— GIVEN EXERCISE —
Repeat every line below exactly, word for word.

(Collected data)
>>>

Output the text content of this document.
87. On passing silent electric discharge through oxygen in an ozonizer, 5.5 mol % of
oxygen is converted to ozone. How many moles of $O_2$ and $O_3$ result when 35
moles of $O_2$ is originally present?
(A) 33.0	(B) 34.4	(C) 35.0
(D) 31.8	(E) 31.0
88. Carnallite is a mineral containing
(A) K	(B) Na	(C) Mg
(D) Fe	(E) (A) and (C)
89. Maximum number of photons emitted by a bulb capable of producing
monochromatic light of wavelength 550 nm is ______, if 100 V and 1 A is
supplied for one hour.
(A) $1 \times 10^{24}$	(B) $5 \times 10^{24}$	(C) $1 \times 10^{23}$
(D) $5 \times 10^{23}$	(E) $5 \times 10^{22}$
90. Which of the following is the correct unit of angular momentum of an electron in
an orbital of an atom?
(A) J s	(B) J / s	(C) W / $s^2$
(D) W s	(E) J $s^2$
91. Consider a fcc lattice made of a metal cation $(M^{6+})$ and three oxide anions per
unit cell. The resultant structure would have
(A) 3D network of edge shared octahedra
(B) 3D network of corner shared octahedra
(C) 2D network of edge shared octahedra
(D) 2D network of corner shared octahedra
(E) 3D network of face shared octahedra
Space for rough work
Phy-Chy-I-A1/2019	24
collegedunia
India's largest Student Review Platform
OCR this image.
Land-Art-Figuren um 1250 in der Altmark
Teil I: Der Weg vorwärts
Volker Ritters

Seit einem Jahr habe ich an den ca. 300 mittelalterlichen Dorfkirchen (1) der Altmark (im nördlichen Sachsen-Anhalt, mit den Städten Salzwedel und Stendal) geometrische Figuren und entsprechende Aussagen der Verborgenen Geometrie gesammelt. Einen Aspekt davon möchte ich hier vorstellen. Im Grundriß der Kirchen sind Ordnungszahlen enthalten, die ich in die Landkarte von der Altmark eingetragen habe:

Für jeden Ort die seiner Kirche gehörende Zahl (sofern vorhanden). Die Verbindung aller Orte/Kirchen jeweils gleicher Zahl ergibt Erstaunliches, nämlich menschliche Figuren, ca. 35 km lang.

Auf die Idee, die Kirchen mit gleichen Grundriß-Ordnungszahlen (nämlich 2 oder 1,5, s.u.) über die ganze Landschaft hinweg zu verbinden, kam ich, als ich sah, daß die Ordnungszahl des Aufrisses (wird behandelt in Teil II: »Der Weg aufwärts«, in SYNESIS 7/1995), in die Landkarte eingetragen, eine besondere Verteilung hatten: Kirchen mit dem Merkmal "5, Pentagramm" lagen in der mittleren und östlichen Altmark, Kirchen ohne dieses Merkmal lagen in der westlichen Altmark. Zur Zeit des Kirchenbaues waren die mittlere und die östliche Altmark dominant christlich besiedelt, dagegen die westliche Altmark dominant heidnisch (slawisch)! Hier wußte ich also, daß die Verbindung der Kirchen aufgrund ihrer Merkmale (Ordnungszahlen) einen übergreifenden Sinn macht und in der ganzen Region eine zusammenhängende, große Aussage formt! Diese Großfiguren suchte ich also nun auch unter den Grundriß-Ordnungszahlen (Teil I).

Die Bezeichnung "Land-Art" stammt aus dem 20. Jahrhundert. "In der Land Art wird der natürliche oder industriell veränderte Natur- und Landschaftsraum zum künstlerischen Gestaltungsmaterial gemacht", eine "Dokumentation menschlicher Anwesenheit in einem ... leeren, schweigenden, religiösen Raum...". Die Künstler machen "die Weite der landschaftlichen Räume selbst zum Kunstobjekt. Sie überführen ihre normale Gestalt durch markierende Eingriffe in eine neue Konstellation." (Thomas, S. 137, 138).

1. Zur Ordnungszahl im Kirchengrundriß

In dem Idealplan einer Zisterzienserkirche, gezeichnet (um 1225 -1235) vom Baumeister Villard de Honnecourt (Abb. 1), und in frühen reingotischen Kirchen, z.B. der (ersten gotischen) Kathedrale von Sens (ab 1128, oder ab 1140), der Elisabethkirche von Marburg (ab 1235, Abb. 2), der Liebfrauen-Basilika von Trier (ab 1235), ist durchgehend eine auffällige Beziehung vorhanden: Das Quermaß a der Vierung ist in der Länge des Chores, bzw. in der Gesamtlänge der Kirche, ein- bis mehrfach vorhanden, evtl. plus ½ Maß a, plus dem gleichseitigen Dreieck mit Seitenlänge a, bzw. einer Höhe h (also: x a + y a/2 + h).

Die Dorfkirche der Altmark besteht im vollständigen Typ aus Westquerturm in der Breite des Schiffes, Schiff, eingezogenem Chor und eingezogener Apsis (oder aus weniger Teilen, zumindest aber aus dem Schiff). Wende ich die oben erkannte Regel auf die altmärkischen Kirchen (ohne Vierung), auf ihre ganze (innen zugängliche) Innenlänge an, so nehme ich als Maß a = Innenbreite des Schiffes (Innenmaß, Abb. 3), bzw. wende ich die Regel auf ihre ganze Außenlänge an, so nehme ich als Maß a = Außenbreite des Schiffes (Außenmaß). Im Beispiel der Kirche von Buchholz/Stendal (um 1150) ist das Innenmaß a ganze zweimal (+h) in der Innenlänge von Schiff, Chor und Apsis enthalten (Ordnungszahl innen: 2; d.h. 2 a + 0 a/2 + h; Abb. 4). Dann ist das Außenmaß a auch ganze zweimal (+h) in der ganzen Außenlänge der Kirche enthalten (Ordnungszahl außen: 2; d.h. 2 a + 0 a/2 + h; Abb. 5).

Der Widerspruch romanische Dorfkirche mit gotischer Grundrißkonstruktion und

<<<

— SOLUTION TO THIS PROBLEM —
Output the text content of this document.
87. On passing silent electric discharge through oxygen in an ozonizer, 5.5 mol % of
oxygen is converted to ozone. How many moles of $O_2$ and $O_3$ result when 35
moles of $O_2$ is originally present?
(A) 33.0	(B) 34.4	(C) 35.0
(D) 31.8	(E) 31.0
88. Carnallite is a mineral containing
(A) K	(B) Na	(C) Mg
(D) Fe	(E) (A) and (C)
89. Maximum number of photons emitted by a bulb capable of producing
monochromatic light of wavelength 550 nm is ______, if 100 V and 1 A is
supplied for one hour.
(A) $1 \times 10^{24}$	(B) $5 \times 10^{24}$	(C) $1 \times 10^{23}$
(D) $5 \times 10^{23}$	(E) $5 \times 10^{22}$
90. Which of the following is the correct unit of angular momentum of an electron in
an orbital of an atom?
(A) J s	(B) J / s	(C) W / $s^2$
(D) W s	(E) J $s^2$
91. Consider a fcc lattice made of a metal cation $(M^{6+})$ and three oxide anions per
unit cell. The resultant structure would have
(A) 3D network of edge shared octahedra
(B) 3D network of corner shared octahedra
(C) 2D network of edge shared octahedra
(D) 2D network of corner shared octahedra
(E) 3D network of face shared octahedra
Space for rough work
Phy-Chy-I-A1/2019	24
collegedunia
India's largest Student Review Platform
OCR this image.
Land-Art-Figuren um 1250 in der Altmark
Teil I: Der Weg vorwärts
Volker Ritters

Seit einem Jahr habe ich an den ca. 300 mittelalterlichen Dorfkirchen (1) der Altmark (im nördlichen Sachsen-Anhalt, mit den Städten Salzwedel und Stendal) geometrische Figuren und entsprechende Aussagen der Verborgenen Geometrie gesammelt. Einen Aspekt davon möchte ich hier vorstellen. Im Grundriß der Kirchen sind Ordnungszahlen enthalten, die ich in die Landkarte von der Altmark eingetragen habe:

Für jeden Ort die seiner Kirche gehörende Zahl (sofern vorhanden). Die Verbindung aller Orte/Kirchen jeweils gleicher Zahl ergibt Erstaunliches, nämlich menschliche Figuren, ca. 35 km lang.

Auf die Idee, die Kirchen mit gleichen Grundriß-Ordnungszahlen (nämlich 2 oder 1,5, s.u.) über die ganze Landschaft hinweg zu verbinden, kam ich, als ich sah, daß die Ordnungszahl des Aufrisses (wird behandelt in Teil II: »Der Weg aufwärts«, in SYNESIS 7/1995), in die Landkarte eingetragen, eine besondere Verteilung hatten: Kirchen mit dem Merkmal "5, Pentagramm" lagen in der mittleren und östlichen Altmark, Kirchen ohne dieses Merkmal lagen in der westlichen Altmark. Zur Zeit des Kirchenbaues waren die mittlere und die östliche Altmark dominant christlich besiedelt, dagegen die westliche Altmark dominant heidnisch (slawisch)! Hier wußte ich also, daß die Verbindung der Kirchen aufgrund ihrer Merkmale (Ordnungszahlen) einen übergreifenden Sinn macht und in der ganzen Region eine zusammenhängende, große Aussage formt! Diese Großfiguren suchte ich also nun auch unter den Grundriß-Ordnungszahlen (Teil I).

Die Bezeichnung "Land-Art" stammt aus dem 20. Jahrhundert. "In der Land Art wird der natürliche oder industriell veränderte Natur- und Landschaftsraum zum künstlerischen Gestaltungsmaterial gemacht", eine "Dokumentation menschlicher Anwesenheit in einem ... leeren, schweigenden, religiösen Raum...". Die Künstler machen "die Weite der landschaftlichen Räume selbst zum Kunstobjekt. Sie überführen ihre normale Gestalt durch markierende Eingriffe in eine neue Konstellation." (Thomas, S. 137, 138).

1. Zur Ordnungszahl im Kirchengrundriß

In dem Idealplan einer Zisterzienserkirche, gezeichnet (um 1225 -1235) vom Baumeister Villard de Honnecourt (Abb. 1), und in frühen reingotischen Kirchen, z.B. der (ersten gotischen) Kathedrale von Sens (ab 1128, oder ab 1140), der Elisabethkirche von Marburg (ab 1235, Abb. 2), der Liebfrauen-Basilika von Trier (ab 1235), ist durchgehend eine auffällige Beziehung vorhanden: Das Quermaß a der Vierung ist in der Länge des Chores, bzw. in der Gesamtlänge der Kirche, ein- bis mehrfach vorhanden, evtl. plus ½ Maß a, plus dem gleichseitigen Dreieck mit Seitenlänge a, bzw. einer Höhe h (also: x a + y a/2 + h).

Die Dorfkirche der Altmark besteht im vollständigen Typ aus Westquerturm in der Breite des Schiffes, Schiff, eingezogenem Chor und eingezogener Apsis (oder aus weniger Teilen, zumindest aber aus dem Schiff). Wende ich die oben erkannte Regel auf die altmärkischen Kirchen (ohne Vierung), auf ihre ganze (innen zugängliche) Innenlänge an, so nehme ich als Maß a = Innenbreite des Schiffes (Innenmaß, Abb. 3), bzw. wende ich die Regel auf ihre ganze Außenlänge an, so nehme ich als Maß a = Außenbreite des Schiffes (Außenmaß). Im Beispiel der Kirche von Buchholz/Stendal (um 1150) ist das Innenmaß a ganze zweimal (+h) in der Innenlänge von Schiff, Chor und Apsis enthalten (Ordnungszahl innen: 2; d.h. 2 a + 0 a/2 + h; Abb. 4). Dann ist das Außenmaß a auch ganze zweimal (+h) in der ganzen Außenlänge der Kirche enthalten (Ordnungszahl außen: 2; d.h. 2 a + 0 a/2 + h; Abb. 5).

Der Widerspruch romanische Dorfkirche mit gotischer Grundrißkonstruktion und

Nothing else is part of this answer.